• YOUR OBJECTIVE:
Your task is to locate every line holding the string "which" and to copy each of them.

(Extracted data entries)
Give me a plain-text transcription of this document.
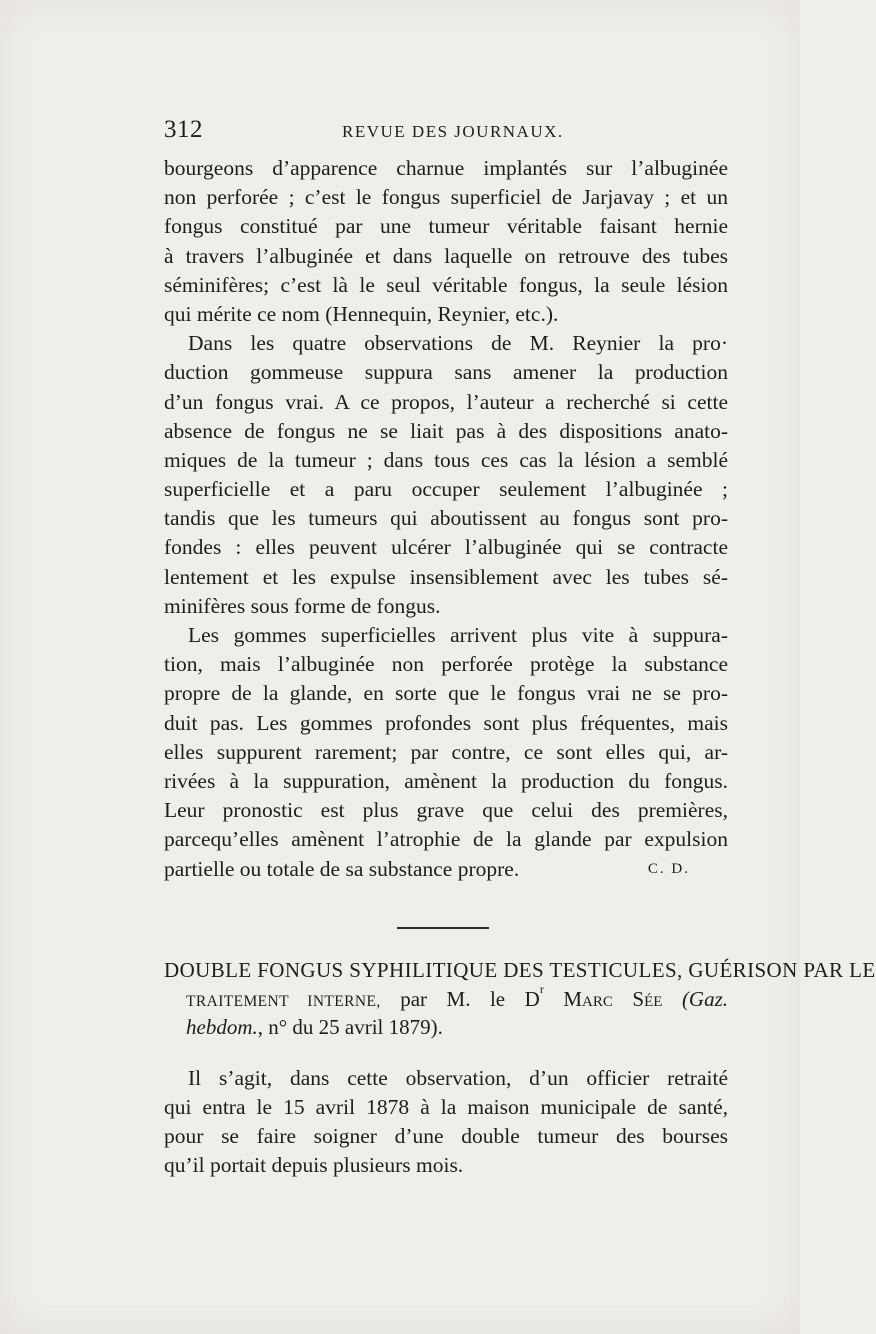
312	REVUE DES JOURNAUX.
bourgeons d’apparence charnue implantés sur l’albuginée
non perforée ; c’est le fongus superficiel de Jarjavay ; et un
fongus constitué par une tumeur véritable faisant hernie
à travers l’albuginée et dans laquelle on retrouve des tubes
séminifères; c’est là le seul véritable fongus, la seule lésion
qui mérite ce nom (Hennequin, Reynier, etc.).
Dans les quatre observations de M. Reynier la pro·
duction gommeuse suppura sans amener la production
d’un fongus vrai. A ce propos, l’auteur a recherché si cette
absence de fongus ne se liait pas à des dispositions anato-
miques de la tumeur ; dans tous ces cas la lésion a semblé
superficielle et a paru occuper seulement l’albuginée ;
tandis que les tumeurs qui aboutissent au fongus sont pro-
fondes : elles peuvent ulcérer l’albuginée qui se contracte
lentement et les expulse insensiblement avec les tubes sé-
minifères sous forme de fongus.
Les gommes superficielles arrivent plus vite à suppura-
tion, mais l’albuginée non perforée protège la substance
propre de la glande, en sorte que le fongus vrai ne se pro-
duit pas. Les gommes profondes sont plus fréquentes, mais
elles suppurent rarement; par contre, ce sont elles qui, ar-
rivées à la suppuration, amènent la production du fongus.
Leur pronostic est plus grave que celui des premières,
parcequ’elles amènent l’atrophie de la glande par expulsion
partielle ou totale de sa substance propre.	C. D.
DOUBLE FONGUS SYPHILITIQUE DES TESTICULES, GUÉRISON PAR LE
TRAITEMENT INTERNE, par M. le $D^r$ Marc Sée (Gaz.
hebdom., n° du 25 avril 1879).
Il s’agit, dans cette observation, d’un officier retraité
qui entra le 15 avril 1878 à la maison municipale de santé,
pour se faire soigner d’une double tumeur des bourses
qu’il portait depuis plusieurs mois.
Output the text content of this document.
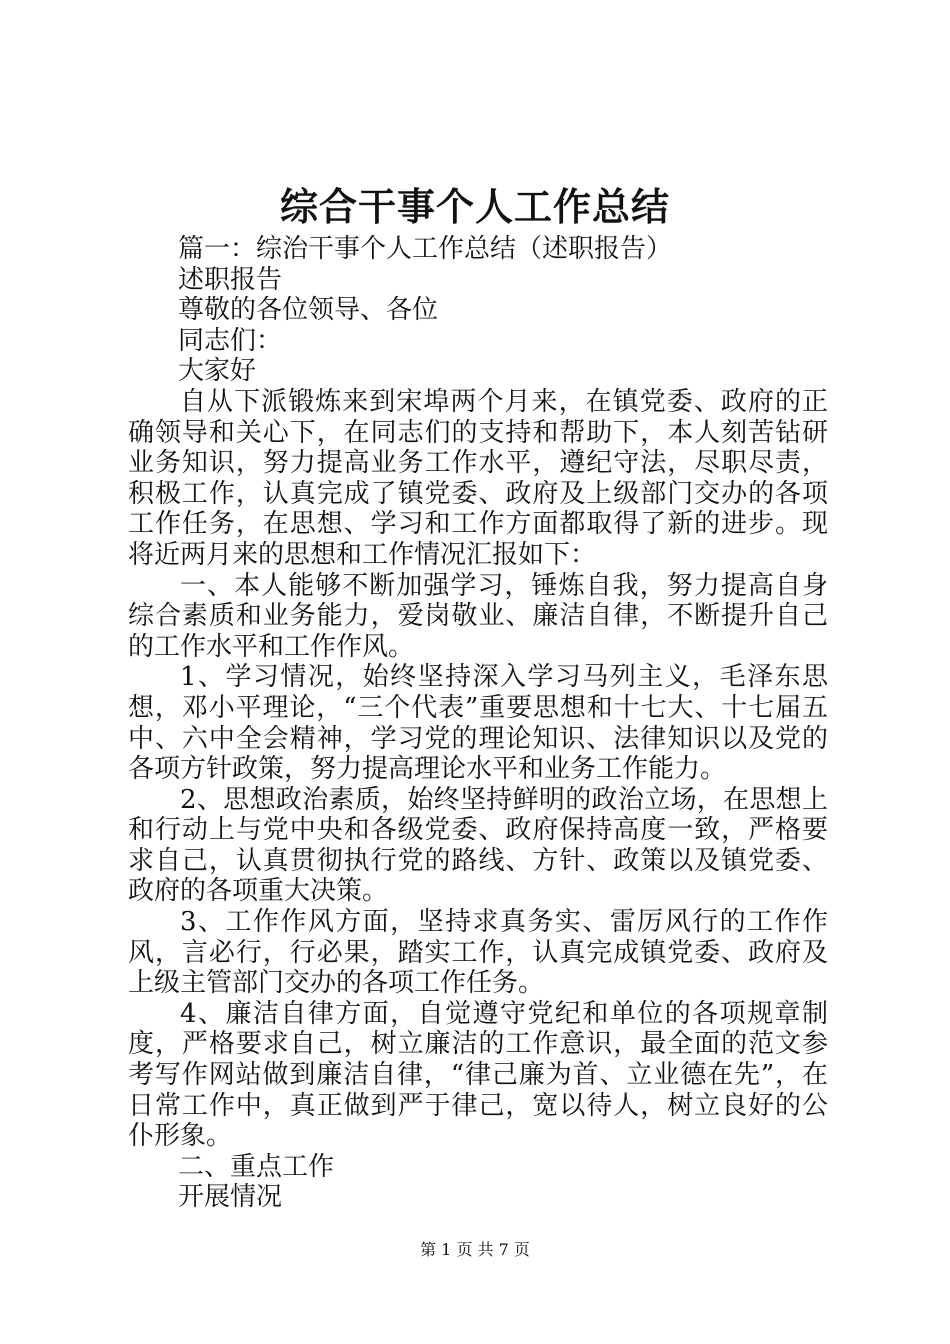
综合干事个人工作总结

篇一：综治干事个人工作总结（述职报告）

述职报告

尊敬的各位领导、各位

同志们：

大家好

自从下派锻炼来到宋埠两个月来，在镇党委、政府的正确领导和关心下，在同志们的支持和帮助下，本人刻苦钻研业务知识，努力提高业务工作水平，遵纪守法，尽职尽责，积极工作，认真完成了镇党委、政府及上级部门交办的各项工作任务，在思想、学习和工作方面都取得了新的进步。现将近两月来的思想和工作情况汇报如下：

一、本人能够不断加强学习，锤炼自我，努力提高自身综合素质和业务能力，爱岗敬业、廉洁自律，不断提升自己的工作水平和工作作风。

1、学习情况，始终坚持深入学习马列主义，毛泽东思想，邓小平理论，“三个代表”重要思想和十七大、十七届五中、六中全会精神，学习党的理论知识、法律知识以及党的各项方针政策，努力提高理论水平和业务工作能力。

2、思想政治素质，始终坚持鲜明的政治立场，在思想上和行动上与党中央和各级党委、政府保持高度一致，严格要求自己，认真贯彻执行党的路线、方针、政策以及镇党委、政府的各项重大决策。

3、工作作风方面，坚持求真务实、雷厉风行的工作作风，言必行，行必果，踏实工作，认真完成镇党委、政府及上级主管部门交办的各项工作任务。

4、廉洁自律方面，自觉遵守党纪和单位的各项规章制度，严格要求自己，树立廉洁的工作意识，最全面的范文参考写作网站做到廉洁自律，“律己廉为首、立业德在先”，在日常工作中，真正做到严于律己，宽以待人，树立良好的公仆形象。

二、重点工作

开展情况

第 1 页 共 7 页
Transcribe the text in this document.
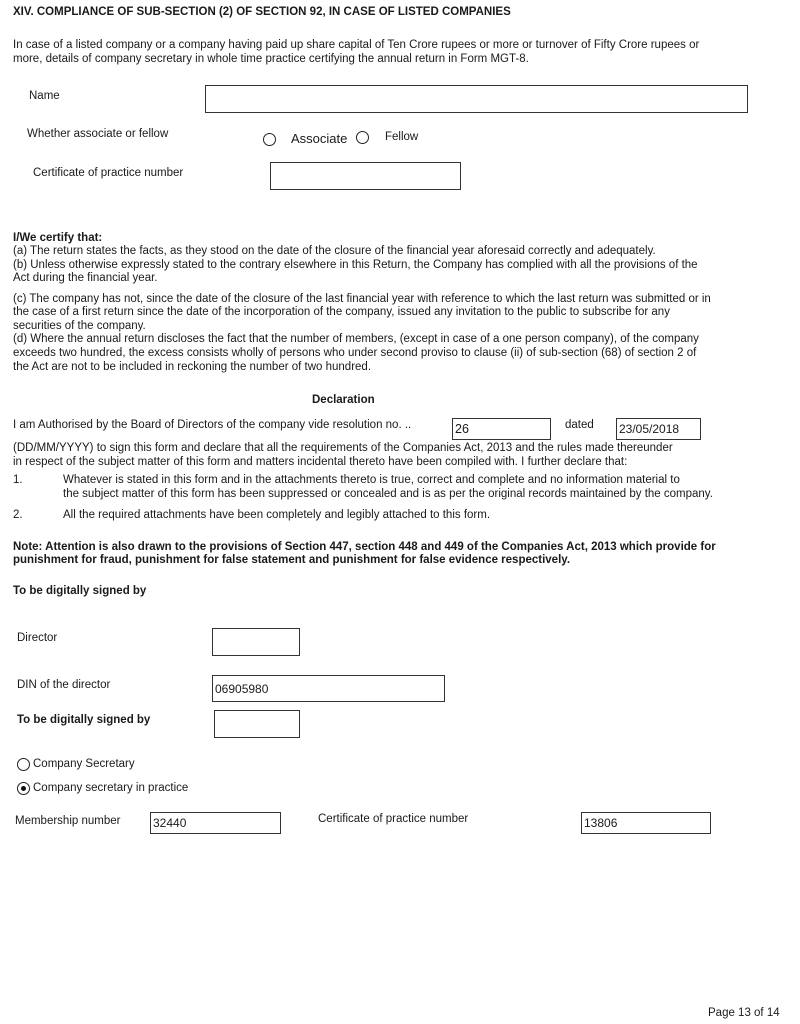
XIV. COMPLIANCE OF SUB-SECTION (2) OF SECTION 92, IN CASE OF LISTED COMPANIES
In case of a listed company or a company having paid up share capital of Ten Crore rupees or more or turnover of Fifty Crore rupees or
more, details of company secretary in whole time practice certifying the annual return in Form MGT-8.
Name
Whether associate or fellow	Associate	Fellow
Certificate of practice number
I/We certify that:
(a) The return states the facts, as they stood on the date of the closure of the financial year aforesaid correctly and adequately.
(b) Unless otherwise expressly stated to the contrary elsewhere in this Return, the Company has complied with all the provisions of the
Act during the financial year.
(c) The company has not, since the date of the closure of the last financial year with reference to which the last return was submitted or in
the case of a first return since the date of the incorporation of the company, issued any invitation to the public to subscribe for any
securities of the company.
(d) Where the annual return discloses the fact that the number of members, (except in case of a one person company), of the company
exceeds two hundred, the excess consists wholly of persons who under second proviso to clause (ii) of sub-section (68) of section 2 of
the Act are not to be included in reckoning the number of two hundred.
Declaration
I am Authorised by the Board of Directors of the company vide resolution no. ..	26	dated 23/05/2018
(DD/MM/YYYY) to sign this form and declare that all the requirements of the Companies Act, 2013 and the rules made thereunder
in respect of the subject matter of this form and matters incidental thereto have been compiled with. I further declare that:
1.	Whatever is stated in this form and in the attachments thereto is true, correct and complete and no information material to
the subject matter of this form has been suppressed or concealed and is as per the original records maintained by the company.
2.	All the required attachments have been completely and legibly attached to this form.
Note: Attention is also drawn to the provisions of Section 447, section 448 and 449 of the Companies Act, 2013 which provide for
punishment for fraud, punishment for false statement and punishment for false evidence respectively.
To be digitally signed by
Director
DIN of the director	06905980
To be digitally signed by
Company Secretary
Company secretary in practice
Membership number	32440	Certificate of practice number	13806
Page 13 of 14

• RESPONSE TO THIS TASK:
(c) The company has not, since the date of the closure of the last financial year with reference to which the last return was submitted or in
Note: Attention is also drawn to the provisions of Section 447, section 448 and 449 of the Companies Act, 2013 which provide for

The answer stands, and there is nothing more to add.